WRITTEN PROBLEM = Exactly as they appear, output all of the entries.

STORED RECORDS =
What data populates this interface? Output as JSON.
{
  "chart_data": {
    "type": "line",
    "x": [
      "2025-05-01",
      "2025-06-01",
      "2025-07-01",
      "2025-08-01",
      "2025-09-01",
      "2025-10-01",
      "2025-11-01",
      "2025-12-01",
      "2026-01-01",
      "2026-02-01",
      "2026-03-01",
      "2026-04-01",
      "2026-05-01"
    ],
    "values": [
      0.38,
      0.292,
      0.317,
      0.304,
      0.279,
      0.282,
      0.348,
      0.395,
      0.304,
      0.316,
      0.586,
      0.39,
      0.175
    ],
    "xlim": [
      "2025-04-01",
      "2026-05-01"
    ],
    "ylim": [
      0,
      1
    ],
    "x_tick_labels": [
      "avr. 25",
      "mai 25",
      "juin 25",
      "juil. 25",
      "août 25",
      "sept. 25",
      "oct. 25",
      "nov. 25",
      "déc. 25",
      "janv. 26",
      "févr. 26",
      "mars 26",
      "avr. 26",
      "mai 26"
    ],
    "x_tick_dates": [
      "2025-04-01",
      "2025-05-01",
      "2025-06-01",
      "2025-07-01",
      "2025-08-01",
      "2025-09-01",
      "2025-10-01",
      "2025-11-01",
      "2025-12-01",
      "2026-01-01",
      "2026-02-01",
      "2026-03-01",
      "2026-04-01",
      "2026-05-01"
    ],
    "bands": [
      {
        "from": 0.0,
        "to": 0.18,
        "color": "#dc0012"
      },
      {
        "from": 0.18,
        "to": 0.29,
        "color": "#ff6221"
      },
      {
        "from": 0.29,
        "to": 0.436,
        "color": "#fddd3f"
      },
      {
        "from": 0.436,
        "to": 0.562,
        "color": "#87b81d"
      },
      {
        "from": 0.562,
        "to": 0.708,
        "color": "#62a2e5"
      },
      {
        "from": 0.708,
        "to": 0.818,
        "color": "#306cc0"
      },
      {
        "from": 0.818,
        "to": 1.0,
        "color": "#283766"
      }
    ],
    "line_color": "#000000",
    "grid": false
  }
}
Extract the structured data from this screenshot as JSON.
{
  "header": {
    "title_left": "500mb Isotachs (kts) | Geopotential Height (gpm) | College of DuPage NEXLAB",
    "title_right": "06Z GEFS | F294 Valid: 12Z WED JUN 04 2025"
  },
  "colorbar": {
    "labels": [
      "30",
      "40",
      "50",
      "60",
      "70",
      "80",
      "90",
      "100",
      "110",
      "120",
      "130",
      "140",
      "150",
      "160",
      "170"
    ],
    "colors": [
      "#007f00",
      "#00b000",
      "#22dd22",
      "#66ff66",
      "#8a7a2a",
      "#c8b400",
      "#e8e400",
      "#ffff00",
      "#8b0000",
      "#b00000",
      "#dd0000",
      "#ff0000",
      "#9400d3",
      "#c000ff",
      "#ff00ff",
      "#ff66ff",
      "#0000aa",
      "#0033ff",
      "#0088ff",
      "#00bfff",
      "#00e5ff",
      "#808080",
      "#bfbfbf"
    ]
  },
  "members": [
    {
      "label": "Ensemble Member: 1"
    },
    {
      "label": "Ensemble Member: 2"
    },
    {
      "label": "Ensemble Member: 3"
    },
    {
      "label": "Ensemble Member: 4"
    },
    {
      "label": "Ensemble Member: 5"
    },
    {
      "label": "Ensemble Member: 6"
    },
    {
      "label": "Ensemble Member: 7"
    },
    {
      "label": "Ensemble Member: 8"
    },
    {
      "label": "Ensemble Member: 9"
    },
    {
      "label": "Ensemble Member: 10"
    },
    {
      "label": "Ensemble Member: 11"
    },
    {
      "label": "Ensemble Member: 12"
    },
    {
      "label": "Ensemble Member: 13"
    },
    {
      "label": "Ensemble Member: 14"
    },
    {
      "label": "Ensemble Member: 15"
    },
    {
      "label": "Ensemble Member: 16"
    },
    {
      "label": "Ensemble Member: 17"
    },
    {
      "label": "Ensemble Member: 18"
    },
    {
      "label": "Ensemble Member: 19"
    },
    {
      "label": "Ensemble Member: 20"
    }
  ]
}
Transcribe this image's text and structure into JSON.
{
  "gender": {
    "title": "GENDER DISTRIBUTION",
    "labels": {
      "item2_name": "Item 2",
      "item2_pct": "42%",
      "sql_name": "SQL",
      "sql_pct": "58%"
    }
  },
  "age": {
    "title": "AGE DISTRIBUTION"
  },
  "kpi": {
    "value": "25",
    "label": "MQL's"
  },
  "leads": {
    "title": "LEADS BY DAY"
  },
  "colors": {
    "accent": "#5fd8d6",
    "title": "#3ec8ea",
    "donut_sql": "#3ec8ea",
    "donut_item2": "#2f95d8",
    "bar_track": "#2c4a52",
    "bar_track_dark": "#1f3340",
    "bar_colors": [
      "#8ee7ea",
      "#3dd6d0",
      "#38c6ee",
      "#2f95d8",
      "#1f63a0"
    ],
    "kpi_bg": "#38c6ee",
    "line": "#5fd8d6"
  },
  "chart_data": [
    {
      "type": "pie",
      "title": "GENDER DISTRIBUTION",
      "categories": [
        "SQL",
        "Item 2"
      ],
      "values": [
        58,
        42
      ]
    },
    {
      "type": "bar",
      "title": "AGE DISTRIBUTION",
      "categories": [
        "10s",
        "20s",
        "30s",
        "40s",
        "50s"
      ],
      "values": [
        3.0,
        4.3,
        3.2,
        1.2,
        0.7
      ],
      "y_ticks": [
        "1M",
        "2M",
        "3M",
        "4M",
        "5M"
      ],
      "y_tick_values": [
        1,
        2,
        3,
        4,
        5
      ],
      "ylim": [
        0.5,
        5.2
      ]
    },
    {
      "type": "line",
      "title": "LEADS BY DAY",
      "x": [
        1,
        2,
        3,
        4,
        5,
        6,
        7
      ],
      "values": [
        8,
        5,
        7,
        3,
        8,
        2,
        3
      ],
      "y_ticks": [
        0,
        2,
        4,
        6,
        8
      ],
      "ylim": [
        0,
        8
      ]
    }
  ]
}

FINAL RESULT =
What data populates this interface? Output as JSON.
{
  "chart_data": {
    "type": "line",
    "x": [
      "2025-05-01",
      "2025-06-01",
      "2025-07-01",
      "2025-08-01",
      "2025-09-01",
      "2025-10-01",
      "2025-11-01",
      "2025-12-01",
      "2026-01-01",
      "2026-02-01",
      "2026-03-01",
      "2026-04-01",
      "2026-05-01"
    ],
    "values": [
      0.38,
      0.292,
      0.317,
      0.304,
      0.279,
      0.282,
      0.348,
      0.395,
      0.304,
      0.316,
      0.586,
      0.39,
      0.175
    ],
    "xlim": [
      "2025-04-01",
      "2026-05-01"
    ],
    "ylim": [
      0,
      1
    ],
    "x_tick_labels": [
      "avr. 25",
      "mai 25",
      "juin 25",
      "juil. 25",
      "août 25",
      "sept. 25",
      "oct. 25",
      "nov. 25",
      "déc. 25",
      "janv. 26",
      "févr. 26",
      "mars 26",
      "avr. 26",
      "mai 26"
    ],
    "x_tick_dates": [
      "2025-04-01",
      "2025-05-01",
      "2025-06-01",
      "2025-07-01",
      "2025-08-01",
      "2025-09-01",
      "2025-10-01",
      "2025-11-01",
      "2025-12-01",
      "2026-01-01",
      "2026-02-01",
      "2026-03-01",
      "2026-04-01",
      "2026-05-01"
    ],
    "bands": [
      {
        "from": 0.0,
        "to": 0.18,
        "color": "#dc0012"
      },
      {
        "from": 0.18,
        "to": 0.29,
        "color": "#ff6221"
      },
      {
        "from": 0.29,
        "to": 0.436,
        "color": "#fddd3f"
      },
      {
        "from": 0.436,
        "to": 0.562,
        "color": "#87b81d"
      },
      {
        "from": 0.562,
        "to": 0.708,
        "color": "#62a2e5"
      },
      {
        "from": 0.708,
        "to": 0.818,
        "color": "#306cc0"
      },
      {
        "from": 0.818,
        "to": 1.0,
        "color": "#283766"
      }
    ],
    "line_color": "#000000",
    "grid": false
  }
}
Extract the structured data from this screenshot as JSON.
{
  "header": {
    "title_left": "500mb Isotachs (kts) | Geopotential Height (gpm) | College of DuPage NEXLAB",
    "title_right": "06Z GEFS | F294 Valid: 12Z WED JUN 04 2025"
  },
  "colorbar": {
    "labels": [
      "30",
      "40",
      "50",
      "60",
      "70",
      "80",
      "90",
      "100",
      "110",
      "120",
      "130",
      "140",
      "150",
      "160",
      "170"
    ],
    "colors": [
      "#007f00",
      "#00b000",
      "#22dd22",
      "#66ff66",
      "#8a7a2a",
      "#c8b400",
      "#e8e400",
      "#ffff00",
      "#8b0000",
      "#b00000",
      "#dd0000",
      "#ff0000",
      "#9400d3",
      "#c000ff",
      "#ff00ff",
      "#ff66ff",
      "#0000aa",
      "#0033ff",
      "#0088ff",
      "#00bfff",
      "#00e5ff",
      "#808080",
      "#bfbfbf"
    ]
  },
  "members": [
    {
      "label": "Ensemble Member: 1"
    },
    {
      "label": "Ensemble Member: 2"
    },
    {
      "label": "Ensemble Member: 3"
    },
    {
      "label": "Ensemble Member: 4"
    },
    {
      "label": "Ensemble Member: 5"
    },
    {
      "label": "Ensemble Member: 6"
    },
    {
      "label": "Ensemble Member: 7"
    },
    {
      "label": "Ensemble Member: 8"
    },
    {
      "label": "Ensemble Member: 9"
    },
    {
      "label": "Ensemble Member: 10"
    },
    {
      "label": "Ensemble Member: 11"
    },
    {
      "label": "Ensemble Member: 12"
    },
    {
      "label": "Ensemble Member: 13"
    },
    {
      "label": "Ensemble Member: 14"
    },
    {
      "label": "Ensemble Member: 15"
    },
    {
      "label": "Ensemble Member: 16"
    },
    {
      "label": "Ensemble Member: 17"
    },
    {
      "label": "Ensemble Member: 18"
    },
    {
      "label": "Ensemble Member: 19"
    },
    {
      "label": "Ensemble Member: 20"
    }
  ]
}
Transcribe this image's text and structure into JSON.
{
  "gender": {
    "title": "GENDER DISTRIBUTION",
    "labels": {
      "item2_name": "Item 2",
      "item2_pct": "42%",
      "sql_name": "SQL",
      "sql_pct": "58%"
    }
  },
  "age": {
    "title": "AGE DISTRIBUTION"
  },
  "kpi": {
    "value": "25",
    "label": "MQL's"
  },
  "leads": {
    "title": "LEADS BY DAY"
  },
  "colors": {
    "accent": "#5fd8d6",
    "title": "#3ec8ea",
    "donut_sql": "#3ec8ea",
    "donut_item2": "#2f95d8",
    "bar_track": "#2c4a52",
    "bar_track_dark": "#1f3340",
    "bar_colors": [
      "#8ee7ea",
      "#3dd6d0",
      "#38c6ee",
      "#2f95d8",
      "#1f63a0"
    ],
    "kpi_bg": "#38c6ee",
    "line": "#5fd8d6"
  },
  "chart_data": [
    {
      "type": "pie",
      "title": "GENDER DISTRIBUTION",
      "categories": [
        "SQL",
        "Item 2"
      ],
      "values": [
        58,
        42
      ]
    },
    {
      "type": "bar",
      "title": "AGE DISTRIBUTION",
      "categories": [
        "10s",
        "20s",
        "30s",
        "40s",
        "50s"
      ],
      "values": [
        3.0,
        4.3,
        3.2,
        1.2,
        0.7
      ],
      "y_ticks": [
        "1M",
        "2M",
        "3M",
        "4M",
        "5M"
      ],
      "y_tick_values": [
        1,
        2,
        3,
        4,
        5
      ],
      "ylim": [
        0.5,
        5.2
      ]
    },
    {
      "type": "line",
      "title": "LEADS BY DAY",
      "x": [
        1,
        2,
        3,
        4,
        5,
        6,
        7
      ],
      "values": [
        8,
        5,
        7,
        3,
        8,
        2,
        3
      ],
      "y_ticks": [
        0,
        2,
        4,
        6,
        8
      ],
      "ylim": [
        0,
        8
      ]
    }
  ]
}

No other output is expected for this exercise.